Problem ▸ Pull every line with the word "screenshot" out of the entries below.

□ □ □ □

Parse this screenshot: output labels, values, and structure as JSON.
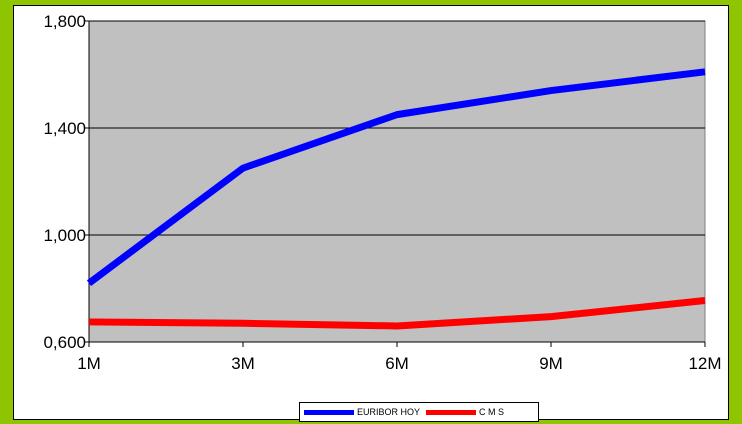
{
  "colors": {
    "page_background": "#8fc400",
    "plot_background": "#c0c0c0",
    "gridline": "#000000",
    "series_euribor": "#0000ff",
    "series_cms": "#ff0000"
  },
  "chart_data": {
    "type": "line",
    "title": "",
    "xlabel": "",
    "ylabel": "",
    "categories": [
      "1M",
      "3M",
      "6M",
      "9M",
      "12M"
    ],
    "y_ticks": [
      "0,600",
      "1,000",
      "1,400",
      "1,800"
    ],
    "ylim": [
      0.6,
      1.8
    ],
    "grid": "horizontal",
    "legend_placement": "bottom",
    "series": [
      {
        "name": "EURIBOR HOY",
        "color": "#0000ff",
        "values": [
          0.82,
          1.25,
          1.45,
          1.54,
          1.61
        ]
      },
      {
        "name": "C M S",
        "color": "#ff0000",
        "values": [
          0.675,
          0.67,
          0.66,
          0.695,
          0.755
        ]
      }
    ]
  }
}
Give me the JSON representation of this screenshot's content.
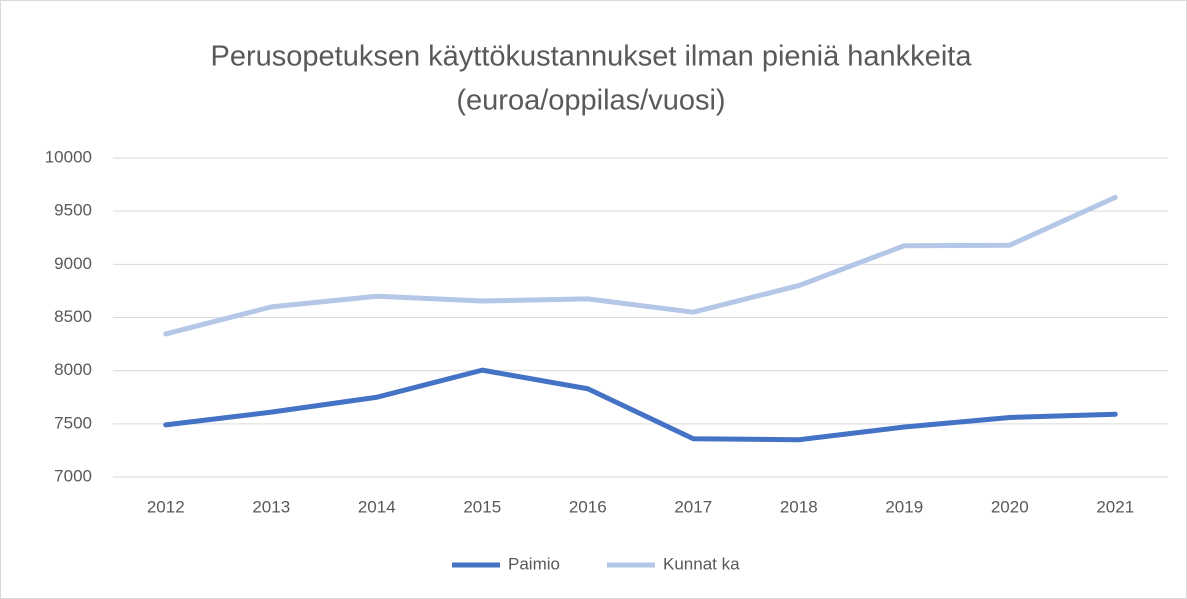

□ □ □ □

The response ▸
Parse this screenshot: output labels, values, and structure as JSON.
Give me the JSON representation of this screenshot's content.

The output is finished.